--- Start TASK DATA ---

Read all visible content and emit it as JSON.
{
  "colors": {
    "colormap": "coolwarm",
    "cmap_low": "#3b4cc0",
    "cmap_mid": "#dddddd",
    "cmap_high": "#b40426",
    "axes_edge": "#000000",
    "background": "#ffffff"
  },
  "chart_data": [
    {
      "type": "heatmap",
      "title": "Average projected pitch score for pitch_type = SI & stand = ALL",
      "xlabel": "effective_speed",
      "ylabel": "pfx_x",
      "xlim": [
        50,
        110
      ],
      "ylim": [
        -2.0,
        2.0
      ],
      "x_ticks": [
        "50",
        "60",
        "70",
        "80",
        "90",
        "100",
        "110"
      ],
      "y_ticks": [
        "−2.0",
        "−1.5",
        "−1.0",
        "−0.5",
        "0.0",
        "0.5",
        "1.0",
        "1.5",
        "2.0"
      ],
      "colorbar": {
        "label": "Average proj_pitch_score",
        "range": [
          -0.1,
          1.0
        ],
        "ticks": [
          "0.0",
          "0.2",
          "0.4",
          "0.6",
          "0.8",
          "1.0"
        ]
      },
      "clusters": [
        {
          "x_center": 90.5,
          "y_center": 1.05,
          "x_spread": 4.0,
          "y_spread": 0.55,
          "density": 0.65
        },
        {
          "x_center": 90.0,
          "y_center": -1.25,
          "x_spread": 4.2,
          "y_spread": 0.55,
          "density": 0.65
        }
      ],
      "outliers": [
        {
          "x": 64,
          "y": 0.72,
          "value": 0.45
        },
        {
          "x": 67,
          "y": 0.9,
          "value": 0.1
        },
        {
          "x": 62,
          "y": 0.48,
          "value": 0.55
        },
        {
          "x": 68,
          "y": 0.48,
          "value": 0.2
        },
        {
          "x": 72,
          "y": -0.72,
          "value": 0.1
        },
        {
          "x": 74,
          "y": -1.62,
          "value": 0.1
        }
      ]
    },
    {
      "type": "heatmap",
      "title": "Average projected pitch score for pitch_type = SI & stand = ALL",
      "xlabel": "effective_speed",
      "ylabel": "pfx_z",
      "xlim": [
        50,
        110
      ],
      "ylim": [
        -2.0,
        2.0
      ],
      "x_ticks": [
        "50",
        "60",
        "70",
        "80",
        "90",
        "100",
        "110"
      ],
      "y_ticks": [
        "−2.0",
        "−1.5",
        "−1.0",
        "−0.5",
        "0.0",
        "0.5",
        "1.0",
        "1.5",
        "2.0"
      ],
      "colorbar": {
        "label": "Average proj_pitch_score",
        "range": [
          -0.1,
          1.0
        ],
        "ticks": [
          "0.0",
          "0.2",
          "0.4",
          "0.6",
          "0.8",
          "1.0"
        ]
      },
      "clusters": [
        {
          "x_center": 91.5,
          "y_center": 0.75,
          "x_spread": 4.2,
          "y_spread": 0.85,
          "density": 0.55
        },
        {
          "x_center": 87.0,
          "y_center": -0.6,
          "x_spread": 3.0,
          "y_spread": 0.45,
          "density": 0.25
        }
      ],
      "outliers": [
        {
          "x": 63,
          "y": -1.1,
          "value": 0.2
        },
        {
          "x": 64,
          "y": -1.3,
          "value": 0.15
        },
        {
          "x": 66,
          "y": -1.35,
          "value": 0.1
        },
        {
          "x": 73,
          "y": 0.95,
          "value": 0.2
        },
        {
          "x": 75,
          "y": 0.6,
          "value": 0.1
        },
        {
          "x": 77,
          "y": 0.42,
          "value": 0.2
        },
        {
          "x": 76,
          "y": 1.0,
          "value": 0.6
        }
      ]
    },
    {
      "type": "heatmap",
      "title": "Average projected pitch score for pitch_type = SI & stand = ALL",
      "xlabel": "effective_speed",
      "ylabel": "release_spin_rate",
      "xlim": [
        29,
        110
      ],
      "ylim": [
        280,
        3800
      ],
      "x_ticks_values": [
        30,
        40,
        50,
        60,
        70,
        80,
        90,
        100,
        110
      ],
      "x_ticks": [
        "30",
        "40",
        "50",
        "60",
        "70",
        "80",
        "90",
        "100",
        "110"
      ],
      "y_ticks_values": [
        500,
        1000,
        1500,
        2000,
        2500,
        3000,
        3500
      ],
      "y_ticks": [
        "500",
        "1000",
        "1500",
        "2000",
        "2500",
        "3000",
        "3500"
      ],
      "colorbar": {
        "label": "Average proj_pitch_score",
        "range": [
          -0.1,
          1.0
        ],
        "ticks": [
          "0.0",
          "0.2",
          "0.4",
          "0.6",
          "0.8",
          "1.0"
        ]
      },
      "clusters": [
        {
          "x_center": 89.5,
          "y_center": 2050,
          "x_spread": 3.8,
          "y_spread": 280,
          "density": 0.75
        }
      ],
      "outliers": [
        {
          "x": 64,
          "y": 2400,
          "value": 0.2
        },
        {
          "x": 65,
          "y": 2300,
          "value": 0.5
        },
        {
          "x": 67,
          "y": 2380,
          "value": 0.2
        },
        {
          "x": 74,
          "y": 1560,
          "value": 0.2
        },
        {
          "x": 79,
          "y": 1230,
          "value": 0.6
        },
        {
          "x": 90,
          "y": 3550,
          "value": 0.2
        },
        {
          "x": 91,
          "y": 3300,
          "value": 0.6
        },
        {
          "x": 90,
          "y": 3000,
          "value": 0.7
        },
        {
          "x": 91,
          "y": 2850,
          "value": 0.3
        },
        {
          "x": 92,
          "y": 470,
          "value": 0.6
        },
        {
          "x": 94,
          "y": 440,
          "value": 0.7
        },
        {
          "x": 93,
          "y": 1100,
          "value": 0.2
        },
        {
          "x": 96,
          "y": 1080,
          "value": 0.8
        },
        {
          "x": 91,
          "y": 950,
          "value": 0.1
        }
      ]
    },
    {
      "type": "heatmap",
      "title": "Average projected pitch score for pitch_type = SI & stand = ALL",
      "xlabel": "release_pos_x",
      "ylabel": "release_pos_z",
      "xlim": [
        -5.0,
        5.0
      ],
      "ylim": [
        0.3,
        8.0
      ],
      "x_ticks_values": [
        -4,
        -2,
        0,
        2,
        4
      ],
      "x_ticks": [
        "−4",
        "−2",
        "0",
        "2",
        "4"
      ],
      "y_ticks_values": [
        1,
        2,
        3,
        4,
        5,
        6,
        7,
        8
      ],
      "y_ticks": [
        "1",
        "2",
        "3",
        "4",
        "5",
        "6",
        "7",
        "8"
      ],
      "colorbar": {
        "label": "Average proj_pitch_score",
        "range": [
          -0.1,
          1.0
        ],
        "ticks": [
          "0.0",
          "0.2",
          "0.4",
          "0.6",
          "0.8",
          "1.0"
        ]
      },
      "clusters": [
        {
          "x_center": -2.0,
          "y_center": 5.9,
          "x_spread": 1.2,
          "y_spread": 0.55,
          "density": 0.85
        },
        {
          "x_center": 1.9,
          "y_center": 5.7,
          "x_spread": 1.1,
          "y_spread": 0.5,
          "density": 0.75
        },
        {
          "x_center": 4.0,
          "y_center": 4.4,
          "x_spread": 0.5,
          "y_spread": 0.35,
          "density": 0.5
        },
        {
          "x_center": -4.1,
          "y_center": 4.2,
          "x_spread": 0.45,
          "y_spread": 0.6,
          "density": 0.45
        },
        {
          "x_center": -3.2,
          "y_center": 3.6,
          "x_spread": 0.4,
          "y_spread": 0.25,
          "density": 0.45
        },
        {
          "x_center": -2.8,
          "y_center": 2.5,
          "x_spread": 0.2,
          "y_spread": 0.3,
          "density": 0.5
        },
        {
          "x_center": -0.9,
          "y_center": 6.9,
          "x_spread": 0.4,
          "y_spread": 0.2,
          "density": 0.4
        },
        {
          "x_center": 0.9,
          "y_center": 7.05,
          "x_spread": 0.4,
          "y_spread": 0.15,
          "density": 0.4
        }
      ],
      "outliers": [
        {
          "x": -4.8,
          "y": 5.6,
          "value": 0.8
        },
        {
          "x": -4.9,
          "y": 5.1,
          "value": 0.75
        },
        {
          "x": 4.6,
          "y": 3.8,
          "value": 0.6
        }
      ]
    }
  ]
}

--- End TASK DATA ---

Lines from the records above that hold "ylabel" are the ones to list.

      "ylabel": "pfx_x",
      "ylabel": "pfx_z",
      "ylabel": "release_spin_rate",
      "ylabel": "release_pos_z",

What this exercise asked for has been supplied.